> [Exercise instructions]: Report how many lines in the listing below include the word "this". Write nothing besides the number.

Excerpt from a dataset:

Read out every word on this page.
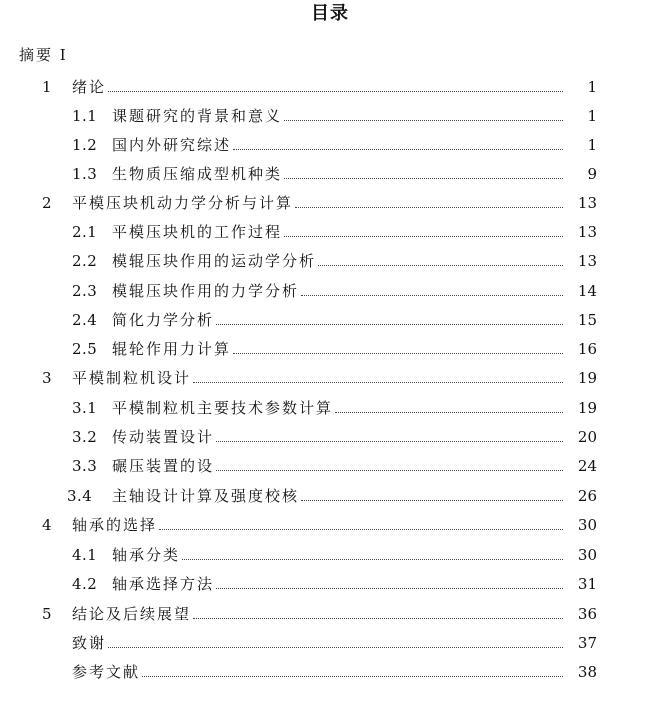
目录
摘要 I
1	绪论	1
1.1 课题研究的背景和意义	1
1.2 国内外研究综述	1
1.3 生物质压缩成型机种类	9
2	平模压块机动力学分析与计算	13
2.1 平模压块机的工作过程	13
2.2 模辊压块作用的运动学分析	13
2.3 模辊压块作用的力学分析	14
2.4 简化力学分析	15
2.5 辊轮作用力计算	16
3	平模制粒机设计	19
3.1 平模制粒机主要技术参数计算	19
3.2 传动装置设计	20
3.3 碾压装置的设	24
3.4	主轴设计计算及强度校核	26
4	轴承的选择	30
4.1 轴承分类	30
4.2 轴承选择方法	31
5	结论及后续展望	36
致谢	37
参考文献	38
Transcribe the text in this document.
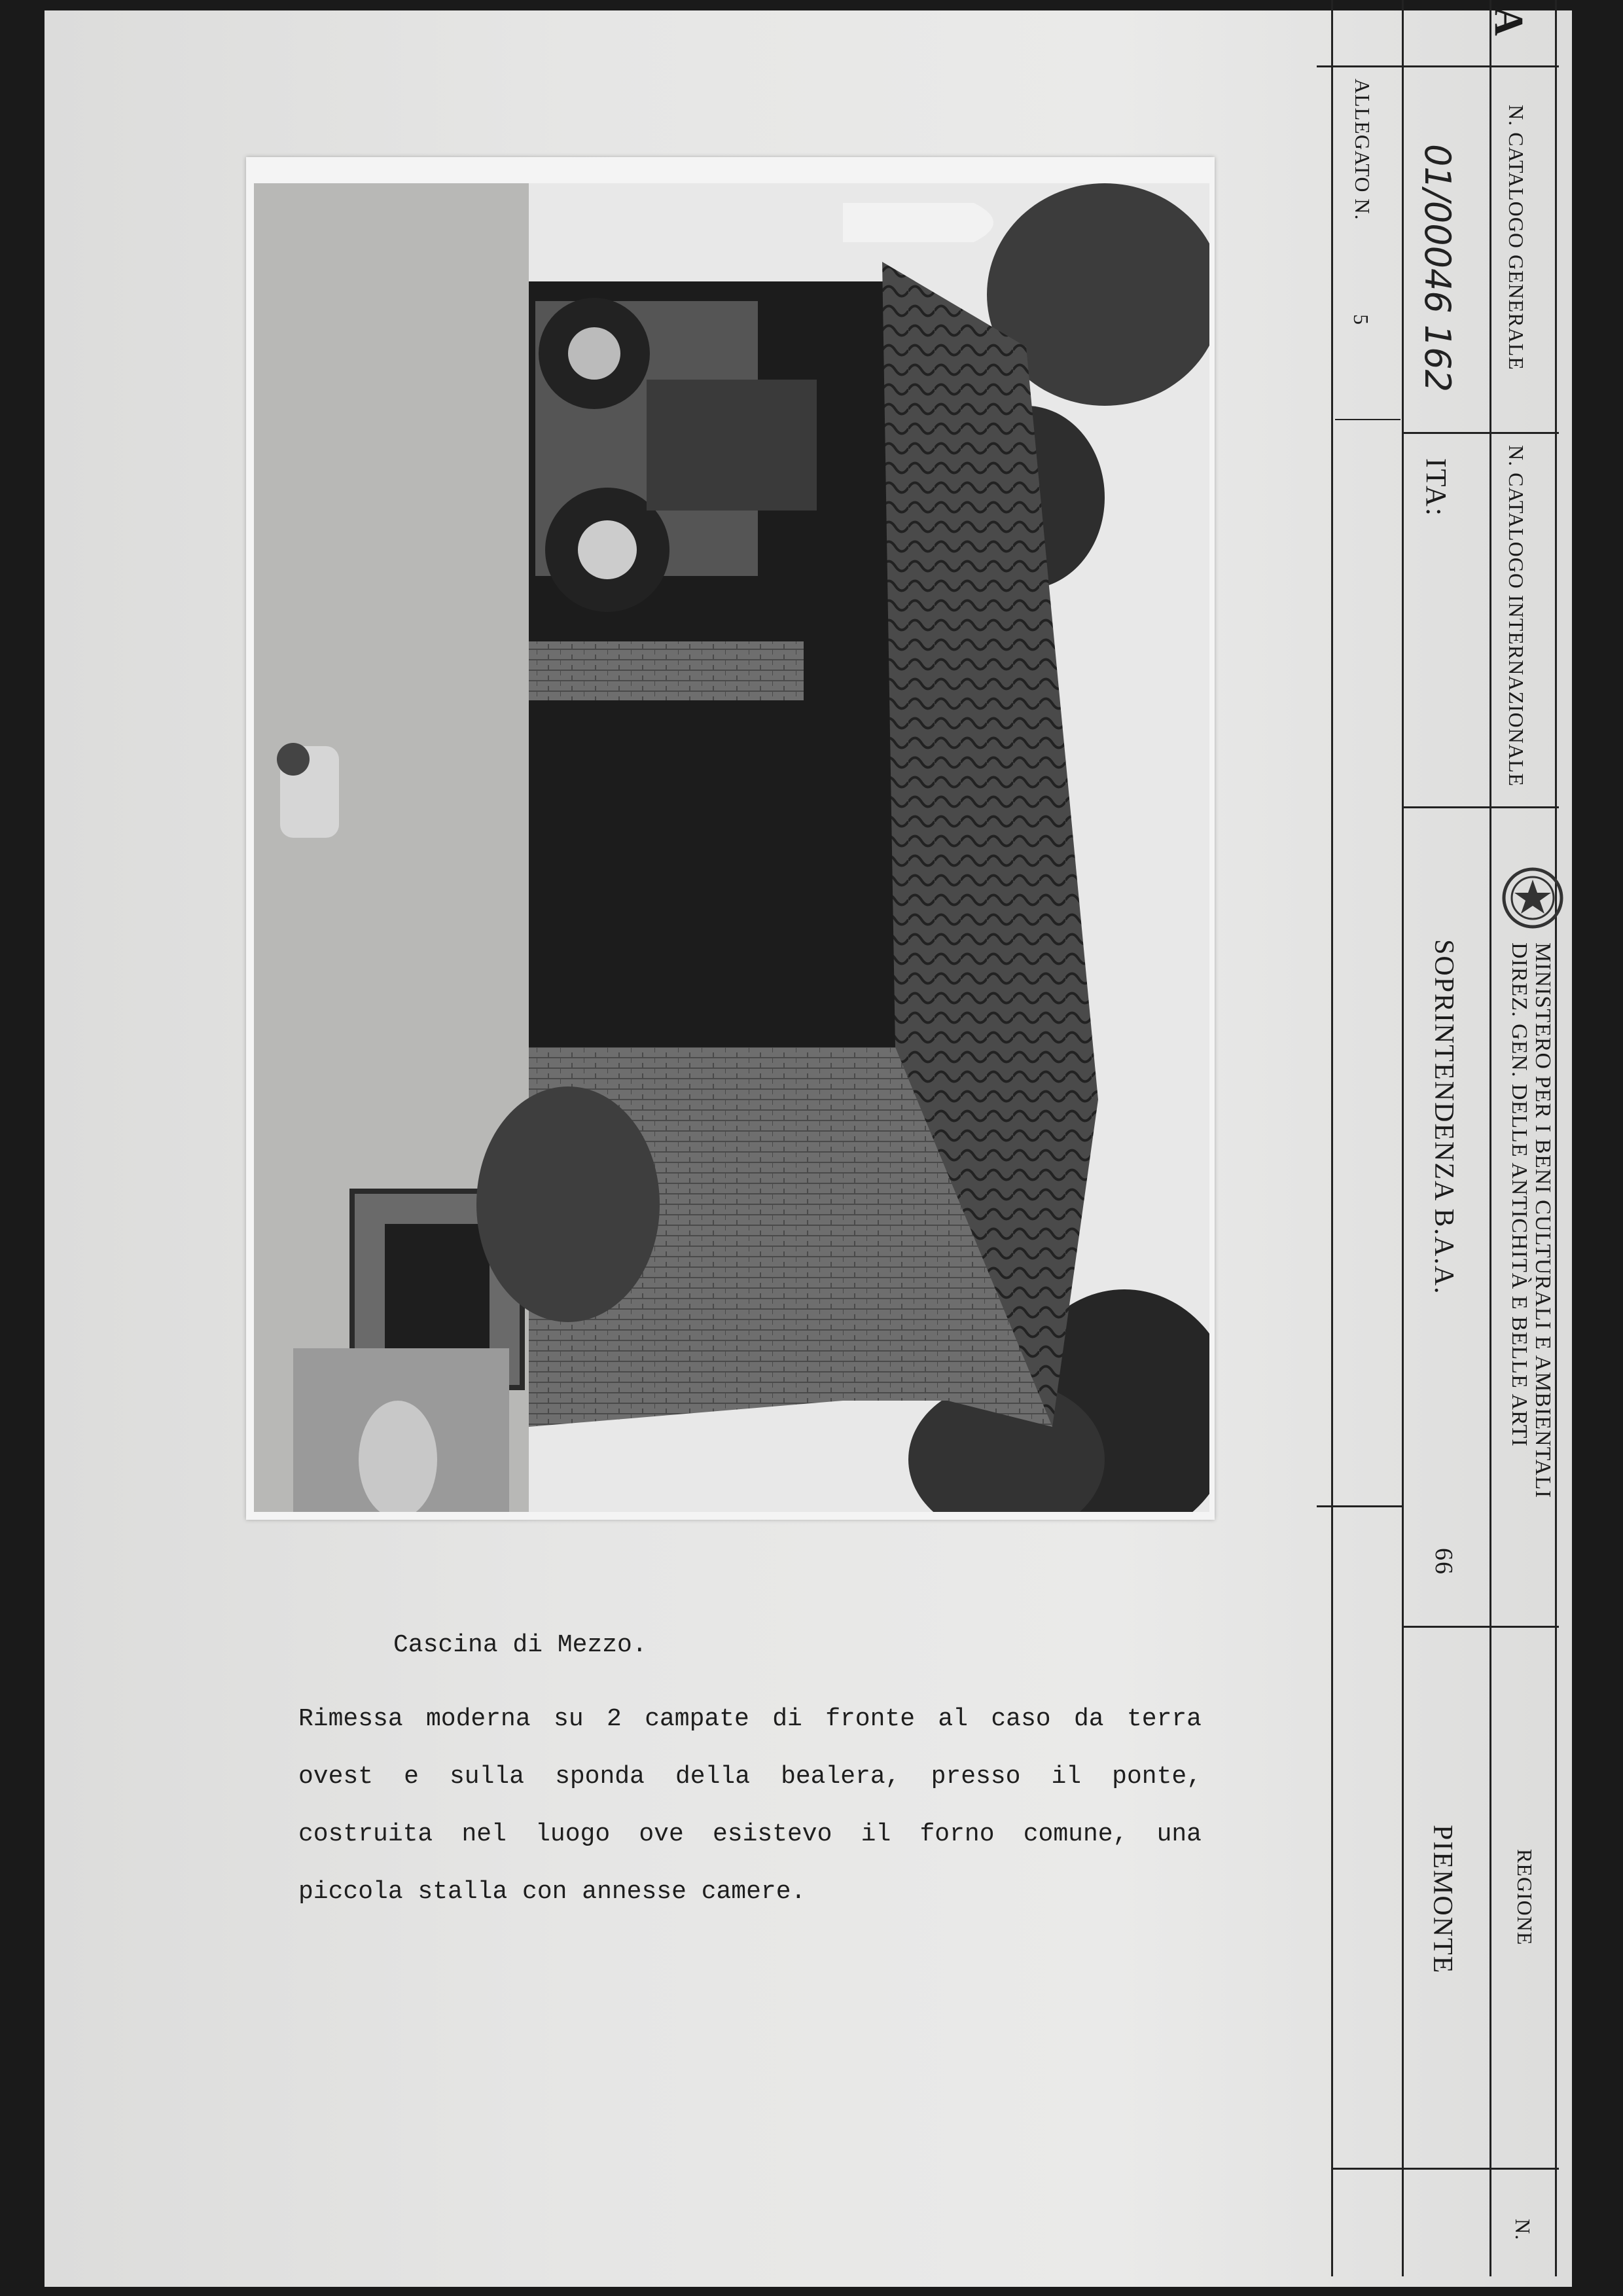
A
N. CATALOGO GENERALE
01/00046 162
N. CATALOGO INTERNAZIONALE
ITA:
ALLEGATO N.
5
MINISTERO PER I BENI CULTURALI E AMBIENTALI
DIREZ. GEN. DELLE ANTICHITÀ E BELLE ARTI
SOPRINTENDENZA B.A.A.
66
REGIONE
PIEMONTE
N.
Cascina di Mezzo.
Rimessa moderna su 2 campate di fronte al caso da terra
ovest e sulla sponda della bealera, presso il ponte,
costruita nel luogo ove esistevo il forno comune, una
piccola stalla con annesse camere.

> [Exercise answer]: 2